[Dataset records]
################

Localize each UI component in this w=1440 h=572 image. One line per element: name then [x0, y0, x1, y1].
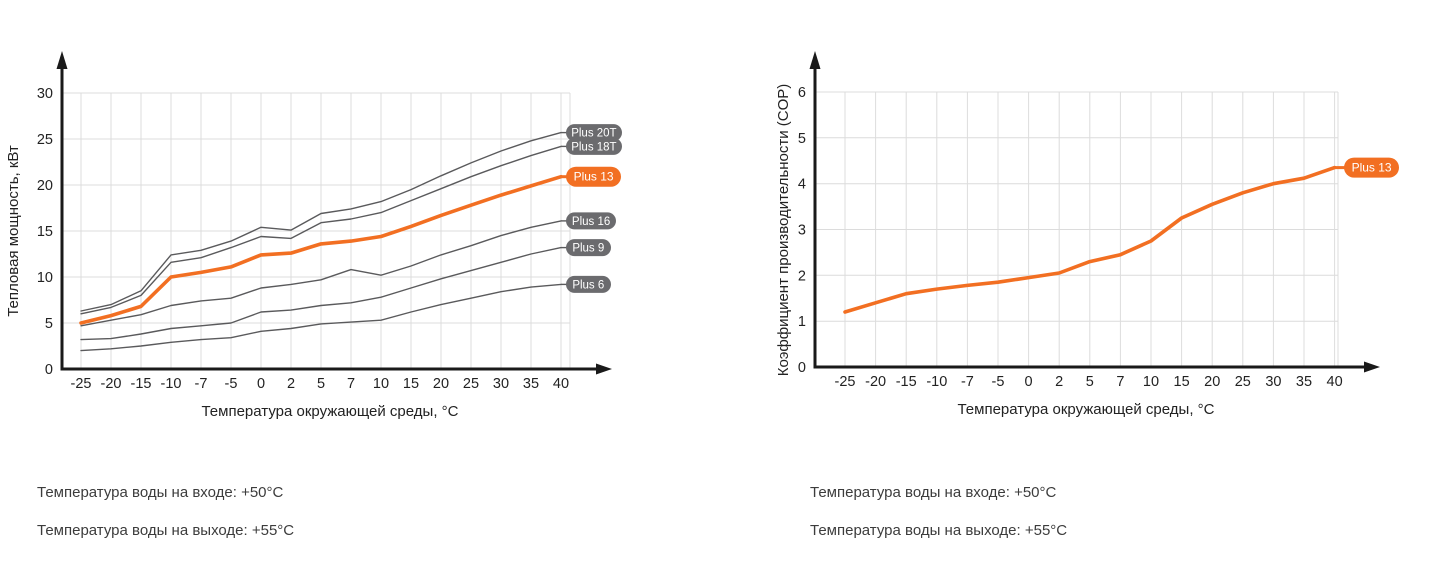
- series-pill-label-plus-16: Plus 16: [572, 216, 610, 228]
- series-pill-label-plus-9: Plus 9: [572, 243, 604, 255]
- y-tick-label: 5: [798, 131, 806, 147]
- x-tick-label: -20: [865, 374, 886, 390]
- y-tick-label: 3: [798, 223, 806, 239]
- y-tick-label: 20: [37, 178, 53, 194]
- x-tick-label: -5: [225, 376, 238, 392]
- x-tick-label: 25: [463, 376, 479, 392]
- y-tick-label: 15: [37, 224, 53, 240]
- water-inlet-temperature-note-left: Температура воды на входе: +50°C: [37, 484, 284, 501]
- y-axis-title: Тепловая мощность, кВт: [5, 145, 22, 317]
- y-tick-label: 1: [798, 314, 806, 330]
- y-tick-label: 6: [798, 85, 806, 101]
- x-axis-title: Температура окружающей среды, °C: [957, 401, 1214, 418]
- series-pill-plus-16: [566, 212, 616, 230]
- x-tick-label: 30: [493, 376, 509, 392]
- water-inlet-temperature-note-right: Температура воды на входе: +50°C: [810, 484, 1057, 501]
- y-axis-arrow: [809, 51, 821, 69]
- x-tick-label: -10: [161, 376, 182, 392]
- y-tick-label: 30: [37, 86, 53, 102]
- x-tick-label: -5: [992, 374, 1005, 390]
- series-line-plus-18t: [80, 145, 562, 315]
- x-tick-label: -25: [835, 374, 856, 390]
- series-line-plus-13: [843, 165, 1337, 314]
- x-tick-label: 25: [1235, 374, 1251, 390]
- series-pill-plus-13: [566, 166, 621, 187]
- series-pill-label-plus-13: Plus 13: [574, 170, 614, 184]
- x-tick-label: 10: [1143, 374, 1159, 390]
- x-tick-label: 20: [433, 376, 449, 392]
- series-pill-label-plus-18t: Plus 18T: [571, 141, 616, 153]
- x-axis-arrow: [596, 363, 612, 375]
- x-tick-label: -20: [101, 376, 122, 392]
- x-tick-label: -7: [195, 376, 208, 392]
- heat-output-chart: 0 5 10 15 20 25 30 -25 -20 -15 -10 -7 -5 0 2 5 7 10 15 20 25…: [0, 40, 700, 445]
- series-pill-plus-9: [566, 239, 611, 257]
- x-tick-label: 40: [1327, 374, 1343, 390]
- x-tick-label: 20: [1204, 374, 1220, 390]
- x-tick-label: -10: [926, 374, 947, 390]
- series-pill-label-plus-20t: Plus 20T: [571, 128, 616, 140]
- series-pill-plus-20t: [566, 124, 622, 142]
- y-tick-label: 4: [798, 177, 806, 193]
- x-tick-label: 35: [1296, 374, 1312, 390]
- y-tick-label: 0: [798, 360, 806, 376]
- x-tick-label: 7: [347, 376, 355, 392]
- series-pill-label-plus-6: Plus 6: [572, 279, 604, 291]
- series-pill-label-plus-13: Plus 13: [1352, 161, 1392, 175]
- x-tick-label: -15: [131, 376, 152, 392]
- x-tick-label: 5: [317, 376, 325, 392]
- series-line-plus-20t: [80, 131, 562, 312]
- y-tick-label: 2: [798, 268, 806, 284]
- x-axis-title: Температура окружающей среды, °C: [201, 403, 458, 420]
- x-tick-label: 2: [287, 376, 295, 392]
- series-line-plus-13: [79, 174, 563, 325]
- y-axis-arrow: [56, 51, 68, 69]
- x-tick-label: -7: [961, 374, 974, 390]
- y-tick-label: 25: [37, 132, 53, 148]
- cop-chart: 0 1 2 3 4 5 6 -25 -20 -15 -10 -7 -5 0 2 5 7 10 15 20 25 30 35 4…: [770, 40, 1440, 445]
- y-tick-label: 0: [45, 362, 53, 378]
- x-axis-arrow: [1364, 361, 1380, 373]
- y-tick-label: 10: [37, 270, 53, 286]
- x-tick-label: 40: [553, 376, 569, 392]
- y-axis-title: Коэффициент производительности (COP): [775, 84, 792, 377]
- x-tick-label: 5: [1086, 374, 1094, 390]
- series-line-plus-16: [80, 220, 562, 327]
- x-tick-label: 30: [1265, 374, 1281, 390]
- x-tick-label: 0: [257, 376, 265, 392]
- series-line-plus-9: [80, 246, 562, 341]
- series-line-plus-6: [80, 283, 562, 352]
- x-tick-label: -15: [896, 374, 917, 390]
- x-tick-label: 0: [1025, 374, 1033, 390]
- x-tick-label: 10: [373, 376, 389, 392]
- water-outlet-temperature-note-left: Температура воды на выходе: +55°C: [37, 522, 295, 539]
- series-pill-plus-6: [566, 275, 611, 293]
- x-tick-label: 2: [1055, 374, 1063, 390]
- x-tick-label: -25: [71, 376, 92, 392]
- x-tick-label: 15: [403, 376, 419, 392]
- series-pill-plus-13: [1344, 157, 1399, 178]
- x-tick-label: 7: [1116, 374, 1124, 390]
- water-outlet-temperature-note-right: Температура воды на выходе: +55°C: [810, 522, 1068, 539]
- x-tick-label: 35: [523, 376, 539, 392]
- y-tick-label: 5: [45, 316, 53, 332]
- x-tick-label: 15: [1174, 374, 1190, 390]
- series-pill-plus-18t: [566, 137, 622, 155]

################

INSTRUCTION: Copy the rows above word for word, from start to finish, and leave the pictures out of your answer.

SOLUTION FOR THIS PROBLEM:
Localize each UI component in this w=1440 h=572 image. One line per element: name then [x0, y0, x1, y1].
- series-pill-label-plus-16: Plus 16: [572, 216, 610, 228]
- series-pill-label-plus-9: Plus 9: [572, 243, 604, 255]
- y-tick-label: 5: [798, 131, 806, 147]
- x-tick-label: -20: [865, 374, 886, 390]
- y-tick-label: 3: [798, 223, 806, 239]
- y-tick-label: 20: [37, 178, 53, 194]
- x-tick-label: -5: [225, 376, 238, 392]
- x-tick-label: 25: [463, 376, 479, 392]
- y-tick-label: 15: [37, 224, 53, 240]
- water-inlet-temperature-note-left: Температура воды на входе: +50°C: [37, 484, 284, 501]
- y-axis-title: Тепловая мощность, кВт: [5, 145, 22, 317]
- y-tick-label: 1: [798, 314, 806, 330]
- y-tick-label: 6: [798, 85, 806, 101]
- x-axis-title: Температура окружающей среды, °C: [957, 401, 1214, 418]
- series-pill-plus-16: [566, 212, 616, 230]
- x-tick-label: 30: [493, 376, 509, 392]
- water-inlet-temperature-note-right: Температура воды на входе: +50°C: [810, 484, 1057, 501]
- y-axis-arrow: [809, 51, 821, 69]
- x-tick-label: -10: [161, 376, 182, 392]
- y-tick-label: 30: [37, 86, 53, 102]
- x-tick-label: -5: [992, 374, 1005, 390]
- series-line-plus-18t: [80, 145, 562, 315]
- x-tick-label: -25: [835, 374, 856, 390]
- series-line-plus-13: [843, 165, 1337, 314]
- x-tick-label: 25: [1235, 374, 1251, 390]
- series-pill-plus-13: [566, 166, 621, 187]
- series-pill-label-plus-13: Plus 13: [574, 170, 614, 184]
- x-tick-label: 10: [1143, 374, 1159, 390]
- x-tick-label: 20: [433, 376, 449, 392]
- series-pill-label-plus-18t: Plus 18T: [571, 141, 616, 153]
- x-axis-arrow: [596, 363, 612, 375]
- x-tick-label: -20: [101, 376, 122, 392]
- x-tick-label: -7: [195, 376, 208, 392]
- heat-output-chart: 0 5 10 15 20 25 30 -25 -20 -15 -10 -7 -5 0 2 5 7 10 15 20 25…: [0, 40, 700, 445]
- series-pill-plus-9: [566, 239, 611, 257]
- x-tick-label: 40: [1327, 374, 1343, 390]
- x-tick-label: 20: [1204, 374, 1220, 390]
- x-tick-label: -10: [926, 374, 947, 390]
- series-pill-label-plus-20t: Plus 20T: [571, 128, 616, 140]
- series-pill-plus-20t: [566, 124, 622, 142]
- y-tick-label: 4: [798, 177, 806, 193]
- x-tick-label: 35: [1296, 374, 1312, 390]
- y-tick-label: 0: [798, 360, 806, 376]
- x-tick-label: 7: [347, 376, 355, 392]
- series-pill-label-plus-6: Plus 6: [572, 279, 604, 291]
- series-pill-label-plus-13: Plus 13: [1352, 161, 1392, 175]
- x-tick-label: -15: [131, 376, 152, 392]
- x-tick-label: 5: [317, 376, 325, 392]
- series-line-plus-20t: [80, 131, 562, 312]
- y-tick-label: 2: [798, 268, 806, 284]
- x-axis-title: Температура окружающей среды, °C: [201, 403, 458, 420]
- x-tick-label: 2: [287, 376, 295, 392]
- series-line-plus-13: [79, 174, 563, 325]
- y-axis-arrow: [56, 51, 68, 69]
- x-tick-label: -7: [961, 374, 974, 390]
- y-tick-label: 25: [37, 132, 53, 148]
- cop-chart: 0 1 2 3 4 5 6 -25 -20 -15 -10 -7 -5 0 2 5 7 10 15 20 25 30 35 4…: [770, 40, 1440, 445]
- y-tick-label: 0: [45, 362, 53, 378]
- x-axis-arrow: [1364, 361, 1380, 373]
- y-tick-label: 10: [37, 270, 53, 286]
- x-tick-label: 40: [553, 376, 569, 392]
- y-axis-title: Коэффициент производительности (COP): [775, 84, 792, 377]
- x-tick-label: 5: [1086, 374, 1094, 390]
- series-line-plus-16: [80, 220, 562, 327]
- x-tick-label: 30: [1265, 374, 1281, 390]
- x-tick-label: 0: [257, 376, 265, 392]
- series-line-plus-9: [80, 246, 562, 341]
- series-line-plus-6: [80, 283, 562, 352]
- x-tick-label: -15: [896, 374, 917, 390]
- x-tick-label: 0: [1025, 374, 1033, 390]
- x-tick-label: 10: [373, 376, 389, 392]
- water-outlet-temperature-note-left: Температура воды на выходе: +55°C: [37, 522, 295, 539]
- series-pill-plus-6: [566, 275, 611, 293]
- x-tick-label: 2: [1055, 374, 1063, 390]
- x-tick-label: -25: [71, 376, 92, 392]
- x-tick-label: 15: [403, 376, 419, 392]
- series-pill-plus-13: [1344, 157, 1399, 178]
- x-tick-label: 7: [1116, 374, 1124, 390]
- water-outlet-temperature-note-right: Температура воды на выходе: +55°C: [810, 522, 1068, 539]
- x-tick-label: 35: [523, 376, 539, 392]
- y-tick-label: 5: [45, 316, 53, 332]
- x-tick-label: 15: [1174, 374, 1190, 390]
- series-pill-plus-18t: [566, 137, 622, 155]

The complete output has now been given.